- _THE PROBLEM_: In the material below, find how many lines contain the string "color". Write only that number.

☆ ☆ ☆

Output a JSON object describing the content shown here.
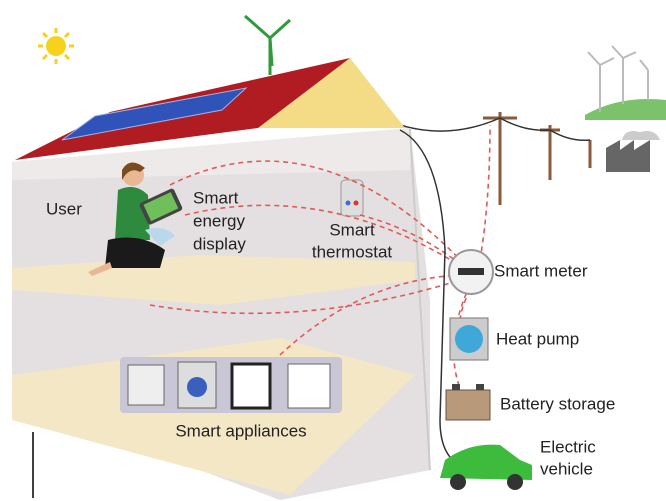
{
  "nodes": [
    {
      "label": [
        "User"
      ]
    },
    {
      "label": [
        "Smart",
        "energy",
        "display"
      ]
    },
    {
      "label": [
        "Smart",
        "thermostat"
      ]
    },
    {
      "label": [
        "Smart meter"
      ]
    },
    {
      "label": [
        "Heat pump"
      ]
    },
    {
      "label": [
        "Battery storage"
      ]
    },
    {
      "label": [
        "Electric",
        "vehicle"
      ]
    },
    {
      "label": [
        "Smart appliances"
      ]
    }
  ]
}
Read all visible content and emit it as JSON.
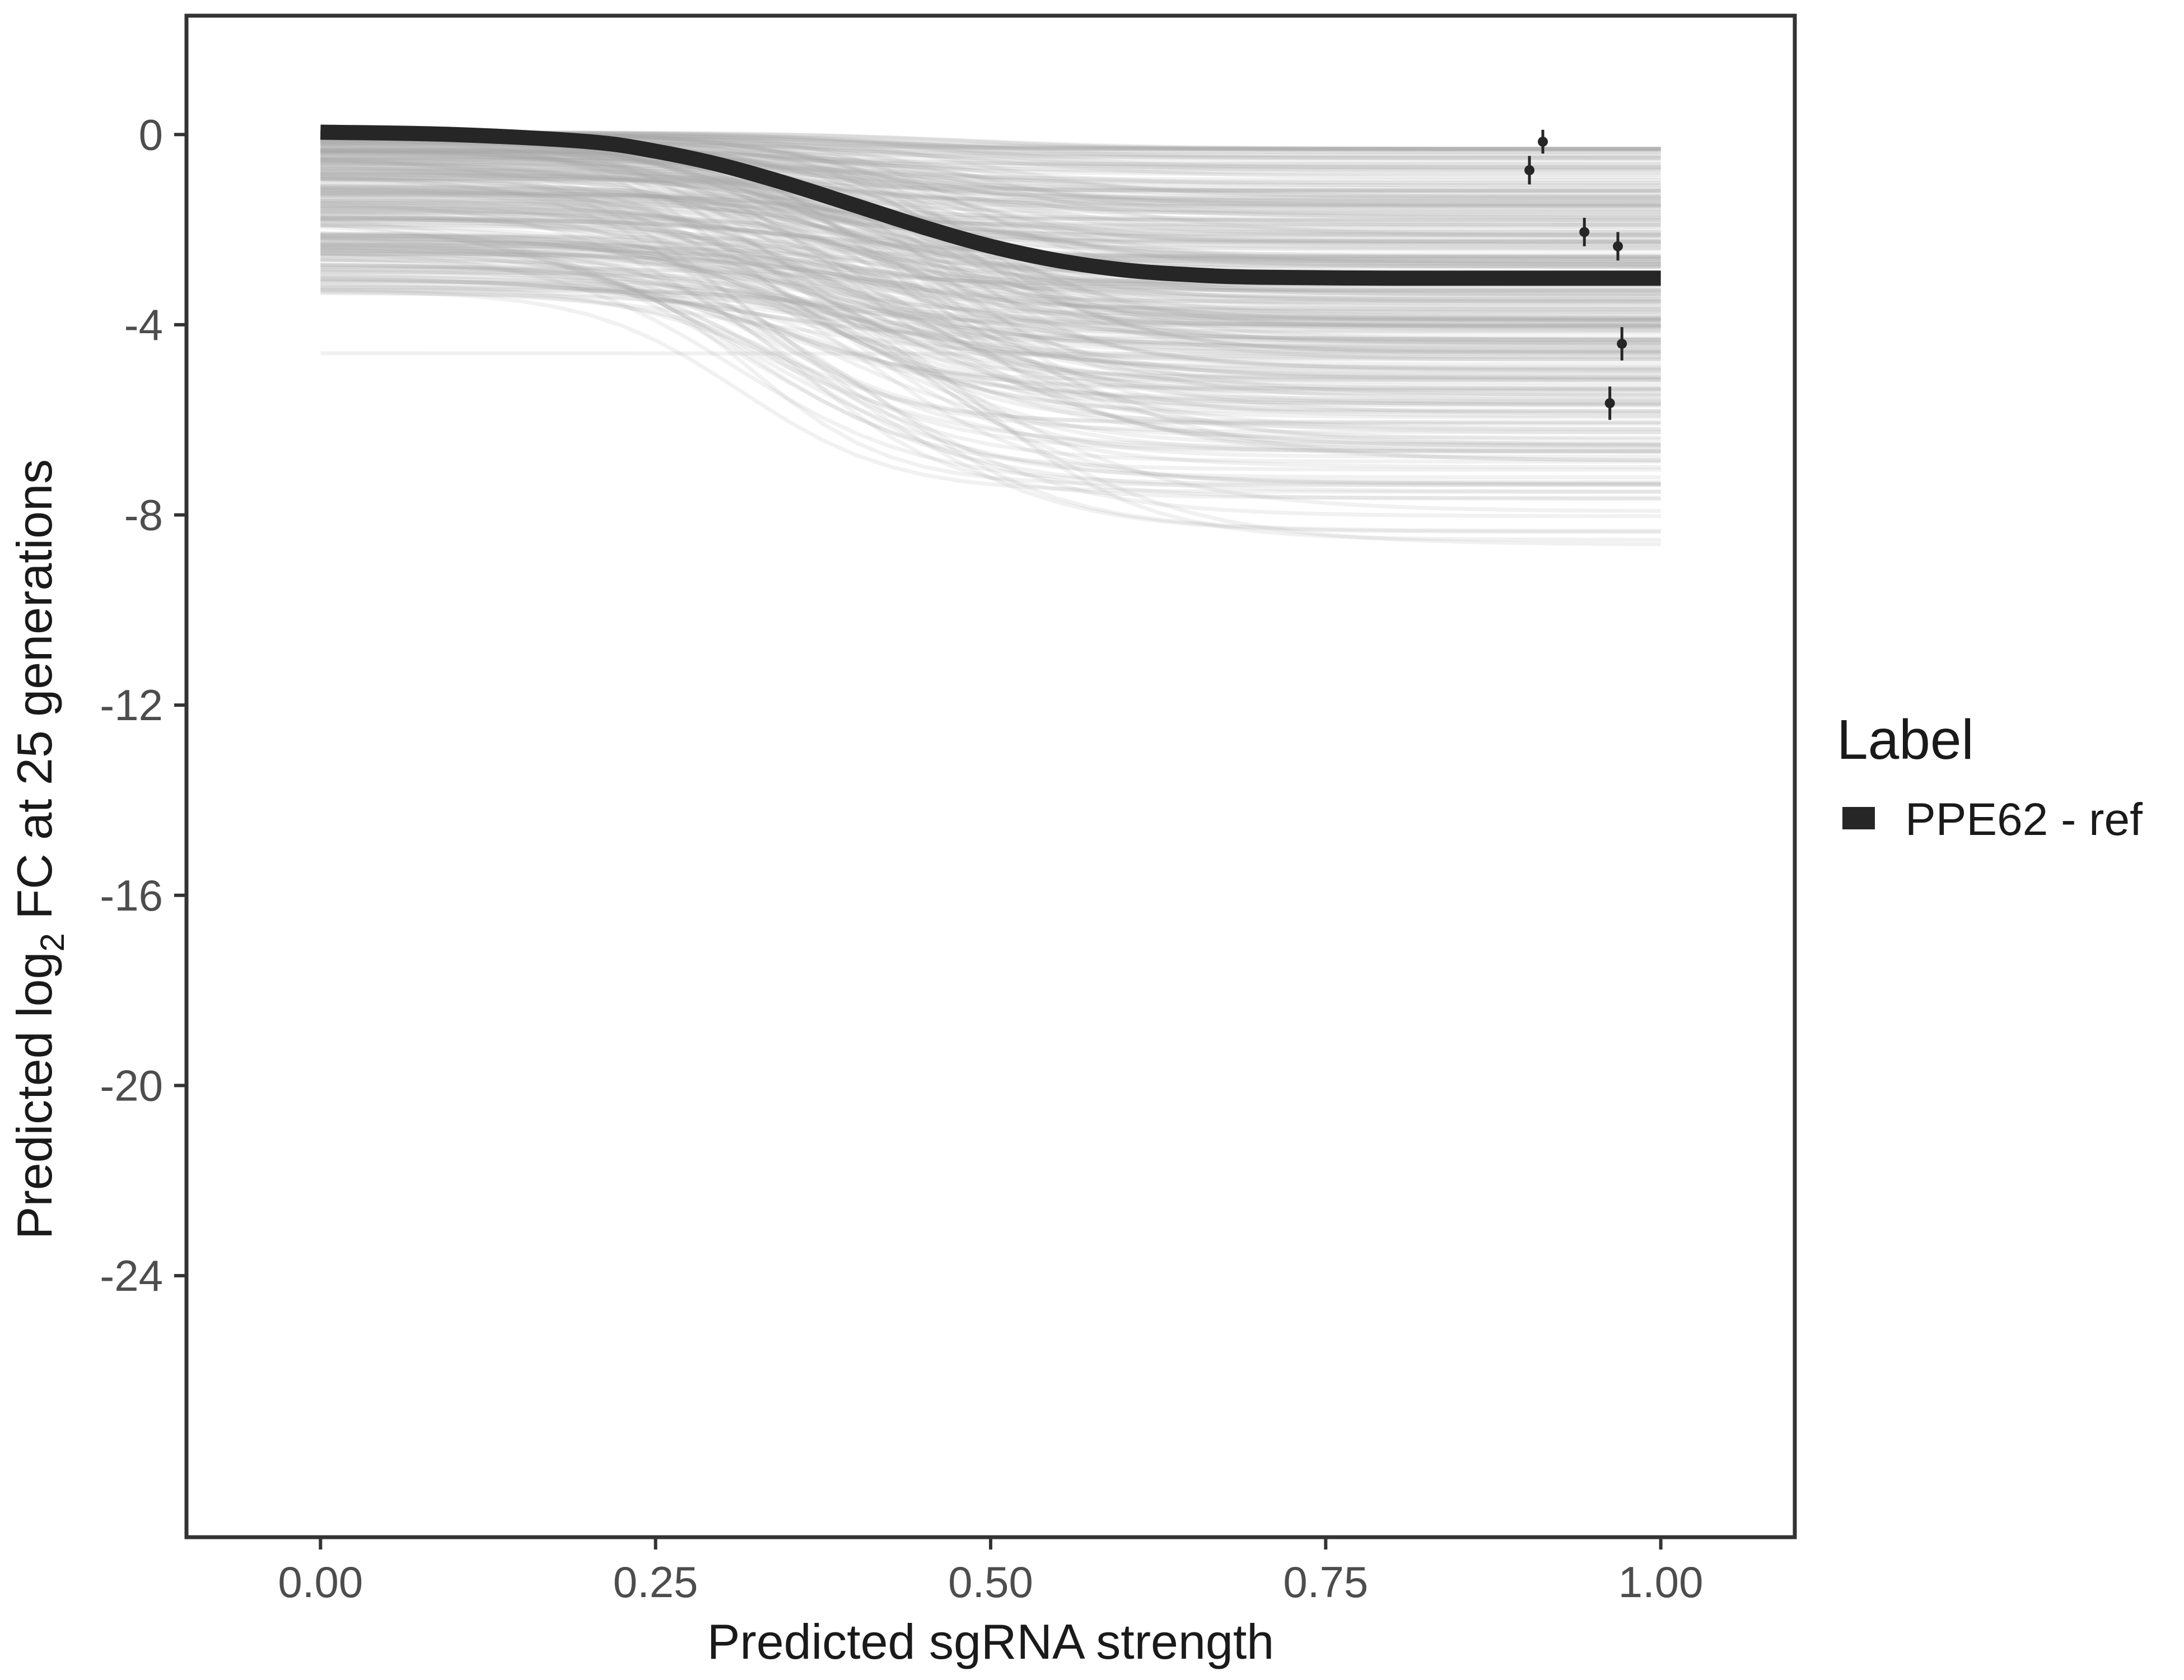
{
  "chart_data": {
    "type": "line",
    "title": "",
    "xlabel": "Predicted sgRNA strength",
    "ylabel_parts": {
      "before": "Predicted  log",
      "sub": "2",
      "after": " FC at 25 generations"
    },
    "xlim": [
      -0.1,
      1.1
    ],
    "ylim": [
      -29.5,
      2.5
    ],
    "x_ticks": [
      0,
      0.25,
      0.5,
      0.75,
      1
    ],
    "x_tick_labels": [
      "0.00",
      "0.25",
      "0.50",
      "0.75",
      "1.00"
    ],
    "y_ticks": [
      0,
      -4,
      -8,
      -12,
      -16,
      -20,
      -24
    ],
    "y_tick_labels": [
      "0",
      "-4",
      "-8",
      "-12",
      "-16",
      "-20",
      "-24"
    ],
    "grid": false,
    "legend": {
      "title": "Label",
      "position": "right",
      "entries": [
        {
          "label": "PPE62 - ref",
          "color": "#262626"
        }
      ]
    },
    "main_curve": {
      "name": "PPE62 - ref",
      "color": "#262626",
      "x": [
        0.0,
        0.1,
        0.2,
        0.25,
        0.3,
        0.35,
        0.4,
        0.45,
        0.5,
        0.55,
        0.6,
        0.65,
        0.7,
        0.8,
        0.9,
        1.0
      ],
      "y": [
        0.05,
        0.0,
        -0.15,
        -0.35,
        -0.65,
        -1.05,
        -1.5,
        -1.95,
        -2.35,
        -2.65,
        -2.85,
        -2.95,
        -3.0,
        -3.02,
        -3.02,
        -3.02
      ]
    },
    "posterior_draws": {
      "color": "#a6a6a6",
      "description_count": 300,
      "start_range": [
        -3.6,
        0.1
      ],
      "end_range": [
        -8.7,
        -0.3
      ],
      "outlier_start": -4.6
    },
    "points": [
      {
        "x": 0.902,
        "y": -0.75,
        "err": 0.3
      },
      {
        "x": 0.912,
        "y": -0.15,
        "err": 0.25
      },
      {
        "x": 0.943,
        "y": -2.05,
        "err": 0.3
      },
      {
        "x": 0.962,
        "y": -5.65,
        "err": 0.35
      },
      {
        "x": 0.968,
        "y": -2.35,
        "err": 0.3
      },
      {
        "x": 0.971,
        "y": -4.4,
        "err": 0.35
      }
    ]
  }
}
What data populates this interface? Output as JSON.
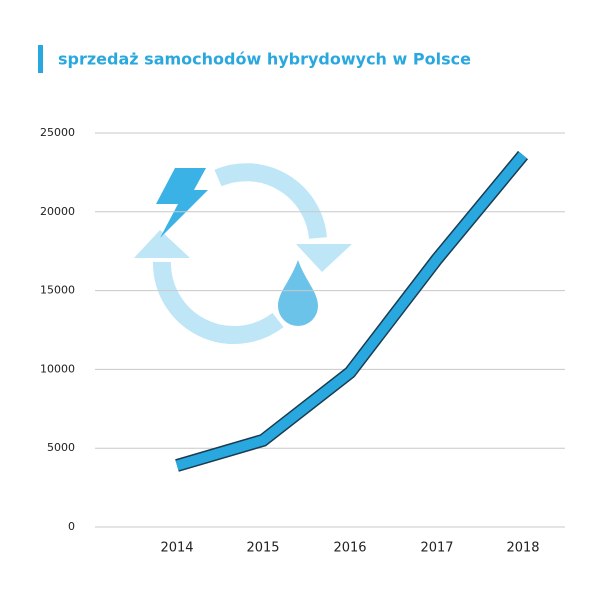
{
  "chart_data": {
    "type": "line",
    "title": "sprzedaż samochodów hybrydowych w Polsce",
    "categories": [
      "2014",
      "2015",
      "2016",
      "2017",
      "2018"
    ],
    "values": [
      3900,
      5500,
      9800,
      17000,
      23600
    ],
    "color": "#29a8df",
    "ylim": [
      0,
      25000
    ],
    "yticks": [
      0,
      5000,
      10000,
      15000,
      20000,
      25000
    ],
    "grid": true
  }
}
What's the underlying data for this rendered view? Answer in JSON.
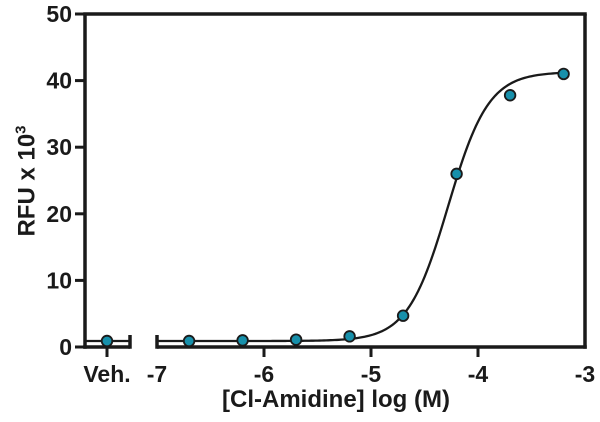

☆ ☆ ☆

- _FINAL ANSWER_: 4